__Set task__
Pick out each line containing the string "name".

__Source material__
____________________
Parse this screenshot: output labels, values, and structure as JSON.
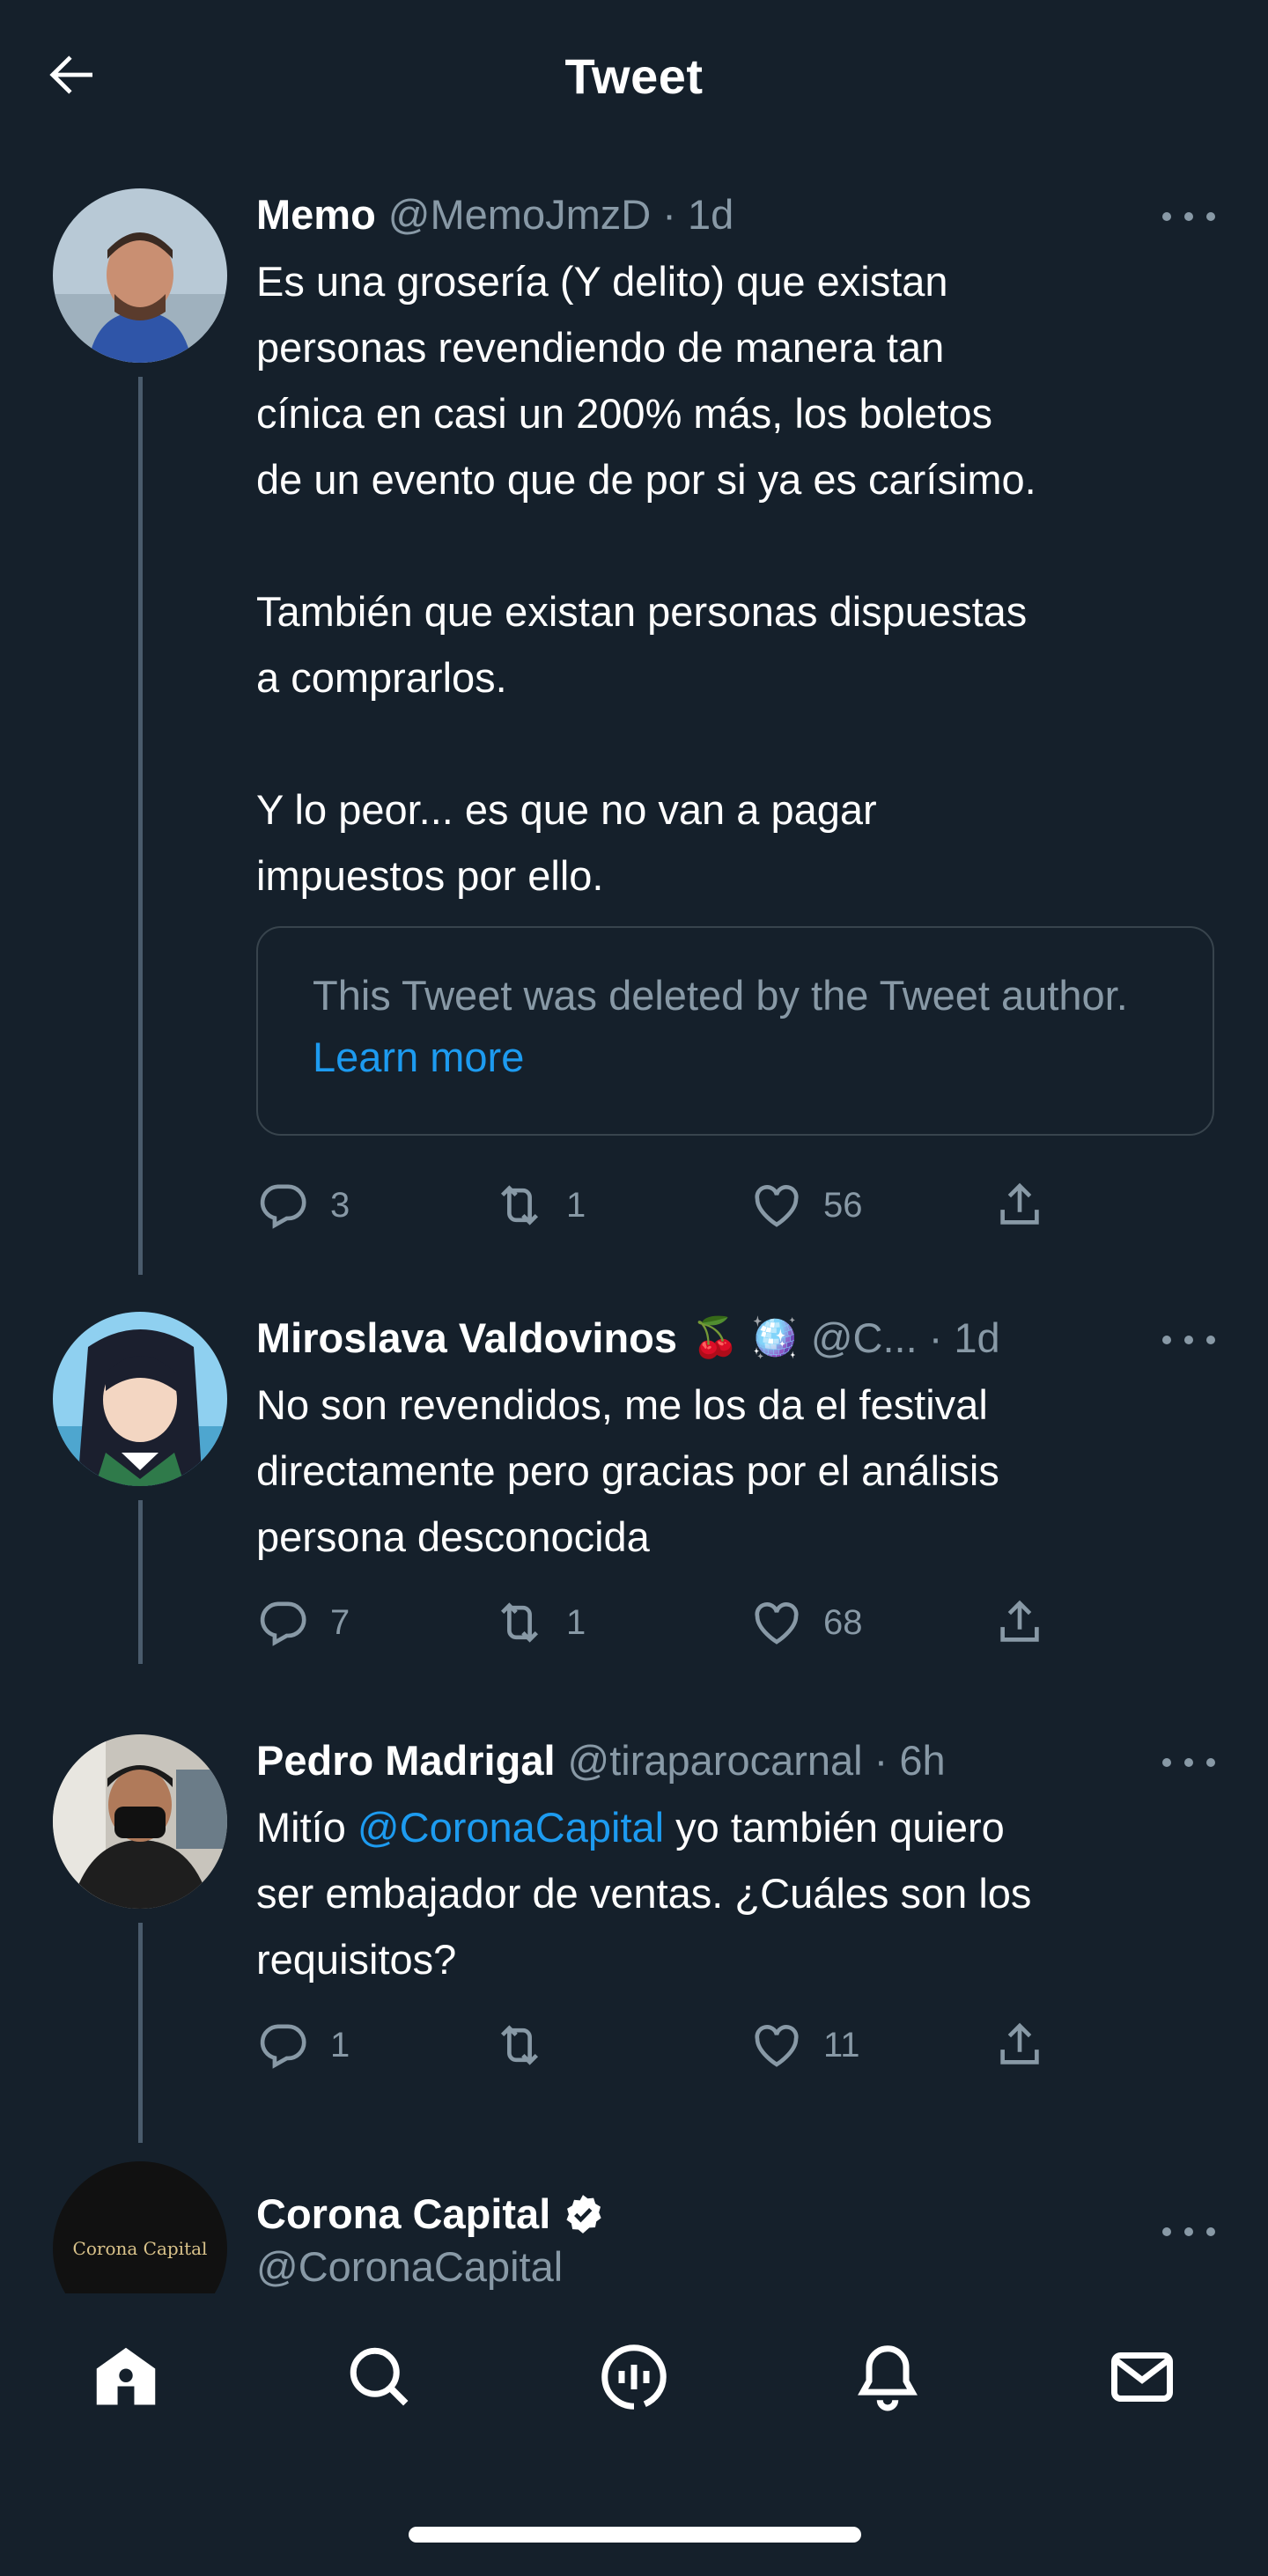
{
  "header": {
    "title": "Tweet"
  },
  "tweets": [
    {
      "name": "Memo",
      "handle": "@MemoJmzD · 1d",
      "text": "Es una grosería (Y delito) que existan\npersonas revendiendo de manera tan\ncínica en casi un 200% más, los boletos\nde un evento que de por si ya es carísimo.\n\nTambién que existan personas dispuestas\na comprarlos.\n\nY lo peor... es que no van a pagar\nimpuestos por ello.",
      "quoted": {
        "text": "This Tweet was deleted by the Tweet author.",
        "link": "Learn more"
      },
      "replies": "3",
      "retweets": "1",
      "likes": "56"
    },
    {
      "name": "Miroslava Valdovinos",
      "emoji": "🍒 🪩",
      "handle": "@C... · 1d",
      "text": "No son revendidos, me los da el festival\ndirectamente pero gracias por el análisis\npersona desconocida",
      "replies": "7",
      "retweets": "1",
      "likes": "68"
    },
    {
      "name": "Pedro Madrigal",
      "handle": "@tiraparocarnal · 6h",
      "text_before": "Mitío ",
      "mention": "@CoronaCapital",
      "text_after": " yo también quiero\nser embajador de ventas. ¿Cuáles son los\nrequisitos?",
      "replies": "1",
      "retweets": "",
      "likes": "11"
    },
    {
      "name": "Corona Capital",
      "handle": "@CoronaCapital",
      "avatar_text": "Corona Capital"
    }
  ],
  "colors": {
    "background": "#15202b",
    "secondary": "#8899a6",
    "accent": "#1d9bf0",
    "border": "#38444d"
  },
  "icons": {
    "header": "arrow-left-icon",
    "actions": [
      "reply-icon",
      "retweet-icon",
      "like-icon",
      "share-icon"
    ],
    "tabs": [
      "home-icon",
      "search-icon",
      "spaces-icon",
      "notifications-icon",
      "messages-icon"
    ]
  }
}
____________________
__Task response__
      "name": "Memo",
      "name": "Miroslava Valdovinos",
      "name": "Pedro Madrigal",
      "name": "Corona Capital",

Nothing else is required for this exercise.